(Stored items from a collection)
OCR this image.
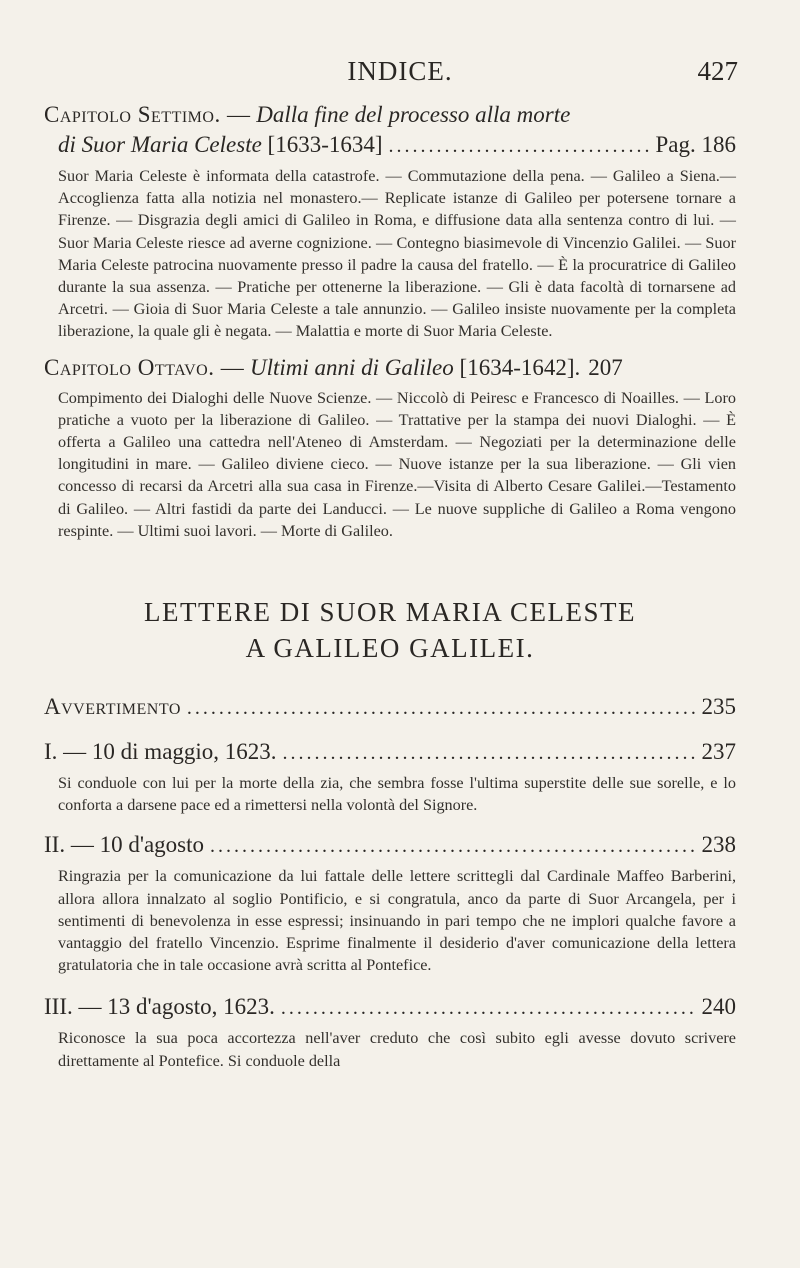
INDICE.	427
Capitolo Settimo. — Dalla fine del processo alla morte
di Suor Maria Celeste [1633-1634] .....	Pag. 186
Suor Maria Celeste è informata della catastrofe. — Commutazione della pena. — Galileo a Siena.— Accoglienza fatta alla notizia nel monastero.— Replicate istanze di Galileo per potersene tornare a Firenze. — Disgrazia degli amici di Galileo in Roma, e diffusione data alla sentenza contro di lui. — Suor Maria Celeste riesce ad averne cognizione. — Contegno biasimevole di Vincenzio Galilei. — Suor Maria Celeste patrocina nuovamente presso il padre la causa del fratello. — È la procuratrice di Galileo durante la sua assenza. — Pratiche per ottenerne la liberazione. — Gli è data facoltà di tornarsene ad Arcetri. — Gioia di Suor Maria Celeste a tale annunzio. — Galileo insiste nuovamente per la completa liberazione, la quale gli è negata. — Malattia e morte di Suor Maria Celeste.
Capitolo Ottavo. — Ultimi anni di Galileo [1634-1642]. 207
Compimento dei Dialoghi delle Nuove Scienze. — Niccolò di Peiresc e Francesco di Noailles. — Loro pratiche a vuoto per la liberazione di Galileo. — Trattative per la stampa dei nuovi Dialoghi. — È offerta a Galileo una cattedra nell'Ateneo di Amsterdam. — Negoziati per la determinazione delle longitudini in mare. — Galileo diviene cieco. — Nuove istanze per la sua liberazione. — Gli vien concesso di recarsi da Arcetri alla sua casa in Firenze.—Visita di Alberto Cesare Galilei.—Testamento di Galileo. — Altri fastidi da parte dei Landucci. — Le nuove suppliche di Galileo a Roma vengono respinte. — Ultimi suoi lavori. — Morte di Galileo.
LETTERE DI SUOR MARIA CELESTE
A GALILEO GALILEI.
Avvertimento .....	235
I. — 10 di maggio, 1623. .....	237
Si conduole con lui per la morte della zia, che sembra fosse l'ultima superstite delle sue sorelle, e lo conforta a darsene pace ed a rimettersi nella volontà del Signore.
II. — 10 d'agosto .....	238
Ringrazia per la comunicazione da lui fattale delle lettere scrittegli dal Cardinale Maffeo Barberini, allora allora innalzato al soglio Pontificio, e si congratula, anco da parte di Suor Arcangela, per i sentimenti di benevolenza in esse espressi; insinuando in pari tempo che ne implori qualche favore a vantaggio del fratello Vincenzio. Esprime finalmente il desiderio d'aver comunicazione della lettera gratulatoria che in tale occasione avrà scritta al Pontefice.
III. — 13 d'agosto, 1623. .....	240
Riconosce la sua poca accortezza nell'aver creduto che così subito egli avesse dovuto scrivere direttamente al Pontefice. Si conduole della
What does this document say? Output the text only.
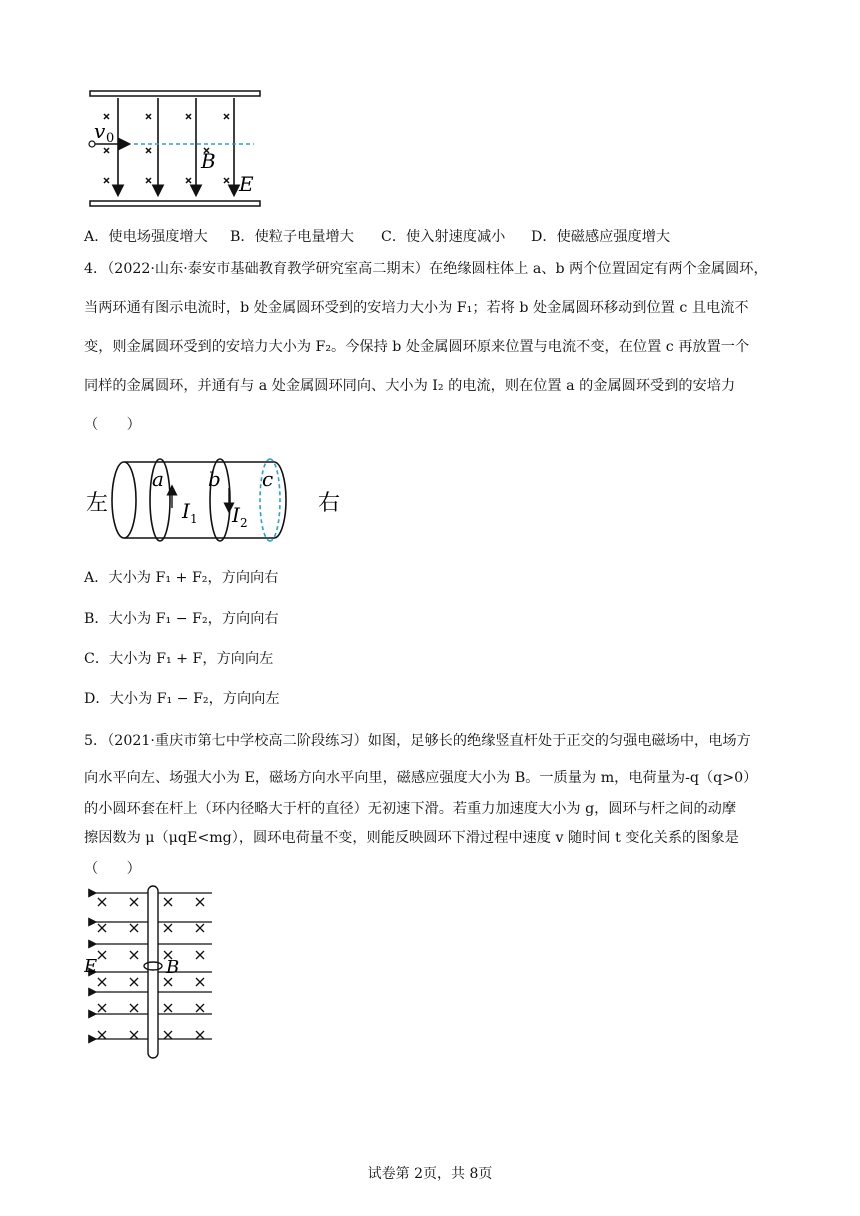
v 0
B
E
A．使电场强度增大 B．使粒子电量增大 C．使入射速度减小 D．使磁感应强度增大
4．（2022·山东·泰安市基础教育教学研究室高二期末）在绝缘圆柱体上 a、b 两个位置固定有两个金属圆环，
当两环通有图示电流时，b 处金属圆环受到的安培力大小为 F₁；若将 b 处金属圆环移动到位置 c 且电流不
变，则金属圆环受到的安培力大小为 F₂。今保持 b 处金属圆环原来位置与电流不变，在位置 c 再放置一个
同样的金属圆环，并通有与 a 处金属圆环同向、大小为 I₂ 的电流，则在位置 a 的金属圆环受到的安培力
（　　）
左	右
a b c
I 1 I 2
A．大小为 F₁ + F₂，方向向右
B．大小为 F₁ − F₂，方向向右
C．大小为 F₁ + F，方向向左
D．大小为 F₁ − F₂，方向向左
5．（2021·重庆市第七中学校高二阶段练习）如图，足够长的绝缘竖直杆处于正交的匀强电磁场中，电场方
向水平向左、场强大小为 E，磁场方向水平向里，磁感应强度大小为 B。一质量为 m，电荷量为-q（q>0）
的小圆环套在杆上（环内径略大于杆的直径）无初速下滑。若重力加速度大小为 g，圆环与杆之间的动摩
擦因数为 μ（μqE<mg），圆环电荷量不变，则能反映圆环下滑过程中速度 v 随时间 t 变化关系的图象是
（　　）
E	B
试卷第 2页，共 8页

* _EXERCISE_: Give the data above again in full and unchanged, skipping the pictures.

* _CORRECT ANSWER_:
OCR this image.
INDICE.	427
Capitolo Settimo. — Dalla fine del processo alla morte
di Suor Maria Celeste [1633-1634] .....	Pag. 186
Suor Maria Celeste è informata della catastrofe. — Commutazione della pena. — Galileo a Siena.— Accoglienza fatta alla notizia nel monastero.— Replicate istanze di Galileo per potersene tornare a Firenze. — Disgrazia degli amici di Galileo in Roma, e diffusione data alla sentenza contro di lui. — Suor Maria Celeste riesce ad averne cognizione. — Contegno biasimevole di Vincenzio Galilei. — Suor Maria Celeste patrocina nuovamente presso il padre la causa del fratello. — È la procuratrice di Galileo durante la sua assenza. — Pratiche per ottenerne la liberazione. — Gli è data facoltà di tornarsene ad Arcetri. — Gioia di Suor Maria Celeste a tale annunzio. — Galileo insiste nuovamente per la completa liberazione, la quale gli è negata. — Malattia e morte di Suor Maria Celeste.
Capitolo Ottavo. — Ultimi anni di Galileo [1634-1642]. 207
Compimento dei Dialoghi delle Nuove Scienze. — Niccolò di Peiresc e Francesco di Noailles. — Loro pratiche a vuoto per la liberazione di Galileo. — Trattative per la stampa dei nuovi Dialoghi. — È offerta a Galileo una cattedra nell'Ateneo di Amsterdam. — Negoziati per la determinazione delle longitudini in mare. — Galileo diviene cieco. — Nuove istanze per la sua liberazione. — Gli vien concesso di recarsi da Arcetri alla sua casa in Firenze.—Visita di Alberto Cesare Galilei.—Testamento di Galileo. — Altri fastidi da parte dei Landucci. — Le nuove suppliche di Galileo a Roma vengono respinte. — Ultimi suoi lavori. — Morte di Galileo.
LETTERE DI SUOR MARIA CELESTE
A GALILEO GALILEI.
Avvertimento .....	235
I. — 10 di maggio, 1623. .....	237
Si conduole con lui per la morte della zia, che sembra fosse l'ultima superstite delle sue sorelle, e lo conforta a darsene pace ed a rimettersi nella volontà del Signore.
II. — 10 d'agosto .....	238
Ringrazia per la comunicazione da lui fattale delle lettere scrittegli dal Cardinale Maffeo Barberini, allora allora innalzato al soglio Pontificio, e si congratula, anco da parte di Suor Arcangela, per i sentimenti di benevolenza in esse espressi; insinuando in pari tempo che ne implori qualche favore a vantaggio del fratello Vincenzio. Esprime finalmente il desiderio d'aver comunicazione della lettera gratulatoria che in tale occasione avrà scritta al Pontefice.
III. — 13 d'agosto, 1623. .....	240
Riconosce la sua poca accortezza nell'aver creduto che così subito egli avesse dovuto scrivere direttamente al Pontefice. Si conduole della
What does this document say? Output the text only.
v 0
B
E
A．使电场强度增大 B．使粒子电量增大 C．使入射速度减小 D．使磁感应强度增大
4．（2022·山东·泰安市基础教育教学研究室高二期末）在绝缘圆柱体上 a、b 两个位置固定有两个金属圆环，
当两环通有图示电流时，b 处金属圆环受到的安培力大小为 F₁；若将 b 处金属圆环移动到位置 c 且电流不
变，则金属圆环受到的安培力大小为 F₂。今保持 b 处金属圆环原来位置与电流不变，在位置 c 再放置一个
同样的金属圆环，并通有与 a 处金属圆环同向、大小为 I₂ 的电流，则在位置 a 的金属圆环受到的安培力
（　　）
左	右
a b c
I 1 I 2
A．大小为 F₁ + F₂，方向向右
B．大小为 F₁ − F₂，方向向右
C．大小为 F₁ + F，方向向左
D．大小为 F₁ − F₂，方向向左
5．（2021·重庆市第七中学校高二阶段练习）如图，足够长的绝缘竖直杆处于正交的匀强电磁场中，电场方
向水平向左、场强大小为 E，磁场方向水平向里，磁感应强度大小为 B。一质量为 m，电荷量为-q（q>0）
的小圆环套在杆上（环内径略大于杆的直径）无初速下滑。若重力加速度大小为 g，圆环与杆之间的动摩
擦因数为 μ（μqE<mg），圆环电荷量不变，则能反映圆环下滑过程中速度 v 随时间 t 变化关系的图象是
（　　）
E	B
试卷第 2页，共 8页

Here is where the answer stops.